> **Task to carry out**: Read the records and write them out again exactly.

> **Provided records**:
..............................
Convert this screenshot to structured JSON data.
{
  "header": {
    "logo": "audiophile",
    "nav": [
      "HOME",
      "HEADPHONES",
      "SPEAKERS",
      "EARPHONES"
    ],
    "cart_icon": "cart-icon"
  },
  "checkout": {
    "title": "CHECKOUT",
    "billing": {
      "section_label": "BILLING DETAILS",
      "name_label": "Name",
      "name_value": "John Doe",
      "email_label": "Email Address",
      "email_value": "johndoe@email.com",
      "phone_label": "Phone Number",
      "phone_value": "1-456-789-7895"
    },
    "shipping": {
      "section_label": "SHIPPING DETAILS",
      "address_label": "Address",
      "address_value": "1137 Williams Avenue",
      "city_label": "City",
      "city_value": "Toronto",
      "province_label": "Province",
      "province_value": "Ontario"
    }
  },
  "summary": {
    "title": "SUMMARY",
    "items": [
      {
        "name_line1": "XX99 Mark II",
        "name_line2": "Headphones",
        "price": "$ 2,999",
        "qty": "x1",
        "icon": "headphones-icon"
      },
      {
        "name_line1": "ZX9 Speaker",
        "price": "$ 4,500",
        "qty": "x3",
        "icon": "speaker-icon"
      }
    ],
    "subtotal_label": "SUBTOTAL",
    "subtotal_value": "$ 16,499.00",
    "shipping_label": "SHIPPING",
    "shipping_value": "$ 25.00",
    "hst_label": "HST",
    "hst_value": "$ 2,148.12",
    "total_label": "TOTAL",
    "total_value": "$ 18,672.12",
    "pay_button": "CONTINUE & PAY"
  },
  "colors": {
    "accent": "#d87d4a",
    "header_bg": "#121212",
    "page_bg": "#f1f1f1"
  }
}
..............................
> **The response**:
Convert this screenshot to structured JSON data.
{
  "header": {
    "logo": "audiophile",
    "nav": [
      "HOME",
      "HEADPHONES",
      "SPEAKERS",
      "EARPHONES"
    ],
    "cart_icon": "cart-icon"
  },
  "checkout": {
    "title": "CHECKOUT",
    "billing": {
      "section_label": "BILLING DETAILS",
      "name_label": "Name",
      "name_value": "John Doe",
      "email_label": "Email Address",
      "email_value": "johndoe@email.com",
      "phone_label": "Phone Number",
      "phone_value": "1-456-789-7895"
    },
    "shipping": {
      "section_label": "SHIPPING DETAILS",
      "address_label": "Address",
      "address_value": "1137 Williams Avenue",
      "city_label": "City",
      "city_value": "Toronto",
      "province_label": "Province",
      "province_value": "Ontario"
    }
  },
  "summary": {
    "title": "SUMMARY",
    "items": [
      {
        "name_line1": "XX99 Mark II",
        "name_line2": "Headphones",
        "price": "$ 2,999",
        "qty": "x1",
        "icon": "headphones-icon"
      },
      {
        "name_line1": "ZX9 Speaker",
        "price": "$ 4,500",
        "qty": "x3",
        "icon": "speaker-icon"
      }
    ],
    "subtotal_label": "SUBTOTAL",
    "subtotal_value": "$ 16,499.00",
    "shipping_label": "SHIPPING",
    "shipping_value": "$ 25.00",
    "hst_label": "HST",
    "hst_value": "$ 2,148.12",
    "total_label": "TOTAL",
    "total_value": "$ 18,672.12",
    "pay_button": "CONTINUE & PAY"
  },
  "colors": {
    "accent": "#d87d4a",
    "header_bg": "#121212",
    "page_bg": "#f1f1f1"
  }
}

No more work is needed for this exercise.